- _The exercise_:
Find the lines below that contain the string "name". Copy each one.

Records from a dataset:
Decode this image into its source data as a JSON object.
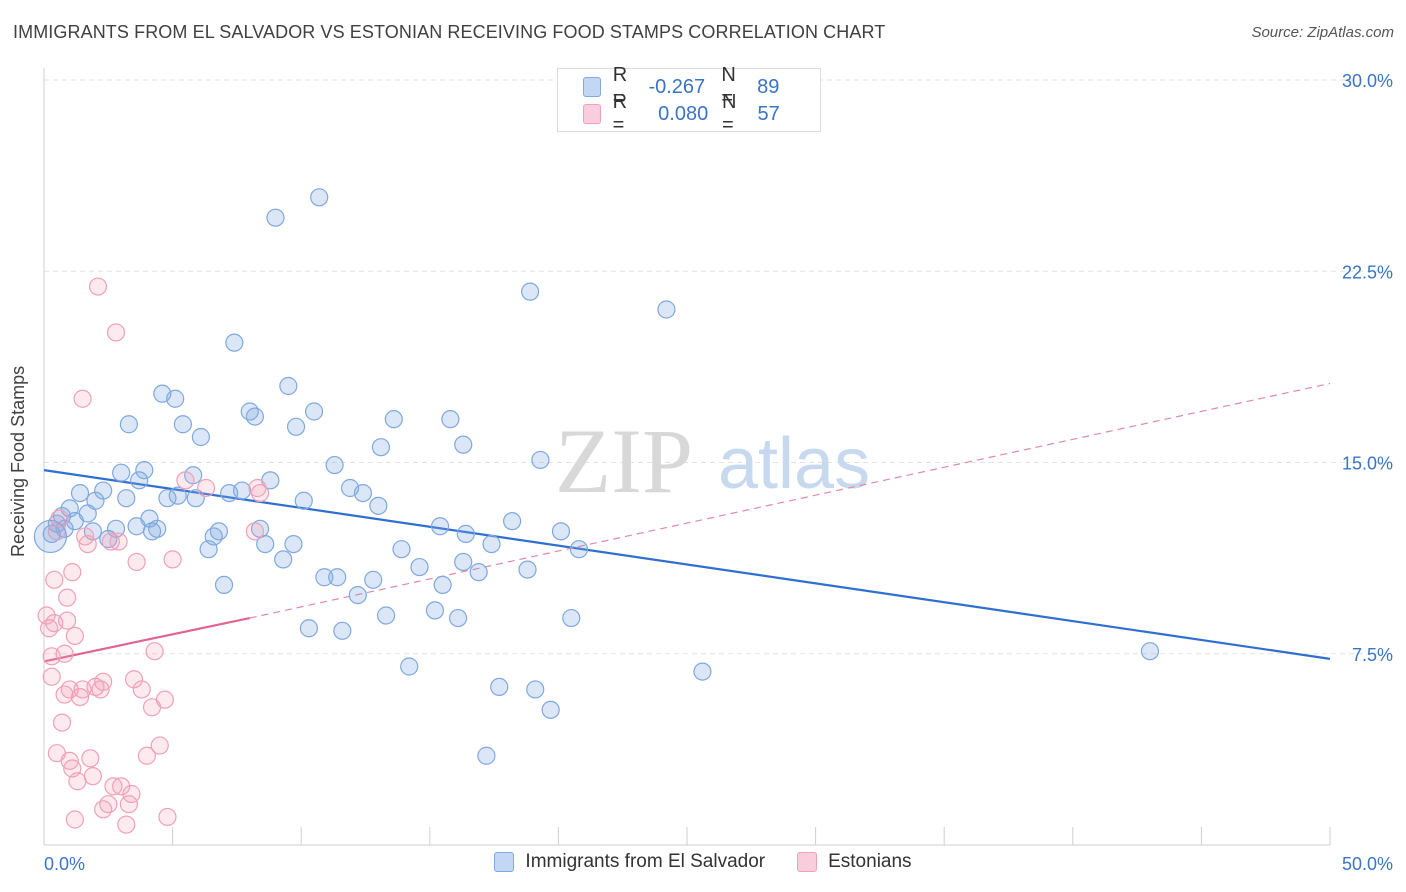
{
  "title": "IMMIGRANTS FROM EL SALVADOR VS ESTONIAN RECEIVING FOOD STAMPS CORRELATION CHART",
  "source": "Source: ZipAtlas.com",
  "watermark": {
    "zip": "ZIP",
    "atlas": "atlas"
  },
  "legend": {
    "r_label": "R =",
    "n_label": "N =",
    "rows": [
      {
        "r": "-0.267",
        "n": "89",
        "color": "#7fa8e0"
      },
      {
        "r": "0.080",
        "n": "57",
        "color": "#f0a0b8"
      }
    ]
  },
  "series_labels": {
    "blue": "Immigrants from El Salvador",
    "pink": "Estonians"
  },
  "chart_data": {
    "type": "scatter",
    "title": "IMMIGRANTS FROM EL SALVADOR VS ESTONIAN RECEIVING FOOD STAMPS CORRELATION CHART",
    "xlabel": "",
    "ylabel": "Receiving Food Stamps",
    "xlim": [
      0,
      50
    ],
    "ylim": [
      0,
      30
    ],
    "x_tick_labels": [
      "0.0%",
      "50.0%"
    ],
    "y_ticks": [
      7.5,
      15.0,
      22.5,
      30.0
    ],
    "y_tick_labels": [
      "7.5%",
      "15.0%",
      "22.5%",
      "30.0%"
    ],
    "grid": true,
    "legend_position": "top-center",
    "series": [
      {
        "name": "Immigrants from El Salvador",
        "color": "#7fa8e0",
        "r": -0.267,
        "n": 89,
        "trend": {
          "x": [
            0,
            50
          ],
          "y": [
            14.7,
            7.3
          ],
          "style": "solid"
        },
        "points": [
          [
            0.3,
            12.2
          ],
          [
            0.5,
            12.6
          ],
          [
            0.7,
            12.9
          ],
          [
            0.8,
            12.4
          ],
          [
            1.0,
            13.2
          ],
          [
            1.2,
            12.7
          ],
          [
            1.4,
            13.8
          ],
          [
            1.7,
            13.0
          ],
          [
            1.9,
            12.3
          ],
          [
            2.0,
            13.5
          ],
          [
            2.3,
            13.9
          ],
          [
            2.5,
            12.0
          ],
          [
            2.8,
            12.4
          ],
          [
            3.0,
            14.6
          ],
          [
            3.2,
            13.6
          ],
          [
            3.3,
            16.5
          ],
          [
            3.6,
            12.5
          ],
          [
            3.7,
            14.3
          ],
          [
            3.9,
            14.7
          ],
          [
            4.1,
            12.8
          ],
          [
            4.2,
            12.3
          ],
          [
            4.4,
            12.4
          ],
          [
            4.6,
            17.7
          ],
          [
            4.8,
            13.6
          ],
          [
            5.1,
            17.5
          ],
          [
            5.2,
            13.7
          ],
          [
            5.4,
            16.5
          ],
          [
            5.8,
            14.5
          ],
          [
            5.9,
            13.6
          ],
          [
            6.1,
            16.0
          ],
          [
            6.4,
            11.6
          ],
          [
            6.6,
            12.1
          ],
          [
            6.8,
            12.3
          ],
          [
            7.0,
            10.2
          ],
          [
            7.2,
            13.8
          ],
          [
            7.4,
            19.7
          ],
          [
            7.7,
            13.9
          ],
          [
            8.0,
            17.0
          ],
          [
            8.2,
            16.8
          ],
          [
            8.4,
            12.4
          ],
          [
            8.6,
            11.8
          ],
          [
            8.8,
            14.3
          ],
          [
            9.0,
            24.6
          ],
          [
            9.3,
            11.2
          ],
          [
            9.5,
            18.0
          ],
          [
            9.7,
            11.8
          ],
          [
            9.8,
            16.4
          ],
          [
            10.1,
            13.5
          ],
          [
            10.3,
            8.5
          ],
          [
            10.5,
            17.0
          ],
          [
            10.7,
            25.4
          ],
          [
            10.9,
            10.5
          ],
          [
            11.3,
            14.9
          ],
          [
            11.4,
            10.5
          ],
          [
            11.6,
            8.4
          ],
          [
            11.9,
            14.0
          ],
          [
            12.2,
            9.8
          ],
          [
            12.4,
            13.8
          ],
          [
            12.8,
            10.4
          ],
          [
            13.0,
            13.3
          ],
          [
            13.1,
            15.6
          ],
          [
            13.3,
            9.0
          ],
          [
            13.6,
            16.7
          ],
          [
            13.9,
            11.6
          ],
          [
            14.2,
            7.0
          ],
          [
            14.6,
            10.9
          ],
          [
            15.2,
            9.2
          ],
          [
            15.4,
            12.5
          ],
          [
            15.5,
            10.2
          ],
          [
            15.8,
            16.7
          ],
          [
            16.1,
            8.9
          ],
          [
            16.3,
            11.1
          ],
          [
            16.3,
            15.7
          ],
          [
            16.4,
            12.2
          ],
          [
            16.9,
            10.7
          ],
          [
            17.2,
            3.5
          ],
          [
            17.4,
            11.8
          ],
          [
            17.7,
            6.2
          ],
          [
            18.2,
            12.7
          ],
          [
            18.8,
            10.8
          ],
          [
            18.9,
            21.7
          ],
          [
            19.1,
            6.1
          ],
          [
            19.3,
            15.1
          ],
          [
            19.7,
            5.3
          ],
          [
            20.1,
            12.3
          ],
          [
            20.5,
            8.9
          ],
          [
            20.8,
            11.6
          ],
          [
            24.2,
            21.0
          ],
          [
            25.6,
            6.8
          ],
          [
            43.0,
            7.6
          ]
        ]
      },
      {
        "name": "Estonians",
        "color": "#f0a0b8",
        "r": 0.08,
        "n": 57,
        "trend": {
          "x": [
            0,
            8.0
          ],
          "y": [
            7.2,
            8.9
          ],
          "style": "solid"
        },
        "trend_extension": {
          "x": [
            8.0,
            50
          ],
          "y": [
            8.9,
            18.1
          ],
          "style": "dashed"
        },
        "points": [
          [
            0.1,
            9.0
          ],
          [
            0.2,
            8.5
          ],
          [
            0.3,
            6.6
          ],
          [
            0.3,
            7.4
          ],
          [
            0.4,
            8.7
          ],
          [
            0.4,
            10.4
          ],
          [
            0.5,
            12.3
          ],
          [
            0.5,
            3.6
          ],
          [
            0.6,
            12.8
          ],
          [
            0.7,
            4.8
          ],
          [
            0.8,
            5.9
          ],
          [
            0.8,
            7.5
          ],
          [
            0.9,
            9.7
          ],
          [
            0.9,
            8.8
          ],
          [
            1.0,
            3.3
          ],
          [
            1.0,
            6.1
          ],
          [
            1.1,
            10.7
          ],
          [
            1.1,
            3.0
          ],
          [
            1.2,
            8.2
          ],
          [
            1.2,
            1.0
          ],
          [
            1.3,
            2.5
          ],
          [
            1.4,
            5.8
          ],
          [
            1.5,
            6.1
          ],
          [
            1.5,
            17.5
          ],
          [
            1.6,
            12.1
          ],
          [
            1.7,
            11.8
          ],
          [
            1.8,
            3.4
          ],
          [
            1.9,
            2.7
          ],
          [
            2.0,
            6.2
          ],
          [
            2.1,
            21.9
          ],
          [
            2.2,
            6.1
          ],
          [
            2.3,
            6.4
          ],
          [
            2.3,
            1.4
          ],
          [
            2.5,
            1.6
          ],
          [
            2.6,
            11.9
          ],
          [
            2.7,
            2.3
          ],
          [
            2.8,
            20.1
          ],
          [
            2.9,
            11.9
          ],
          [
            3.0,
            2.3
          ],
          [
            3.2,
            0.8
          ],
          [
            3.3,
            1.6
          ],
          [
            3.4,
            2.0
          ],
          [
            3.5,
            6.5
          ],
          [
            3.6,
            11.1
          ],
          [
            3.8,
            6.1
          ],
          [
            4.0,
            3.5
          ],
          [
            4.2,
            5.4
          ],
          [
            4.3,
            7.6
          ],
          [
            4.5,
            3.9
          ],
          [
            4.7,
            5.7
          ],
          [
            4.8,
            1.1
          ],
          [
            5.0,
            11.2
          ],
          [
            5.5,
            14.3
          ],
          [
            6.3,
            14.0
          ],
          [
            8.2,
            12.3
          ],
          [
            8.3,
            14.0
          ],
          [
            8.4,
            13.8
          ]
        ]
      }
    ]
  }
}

- _Task result_:
        "name": "Immigrants from El Salvador",
        "name": "Estonians",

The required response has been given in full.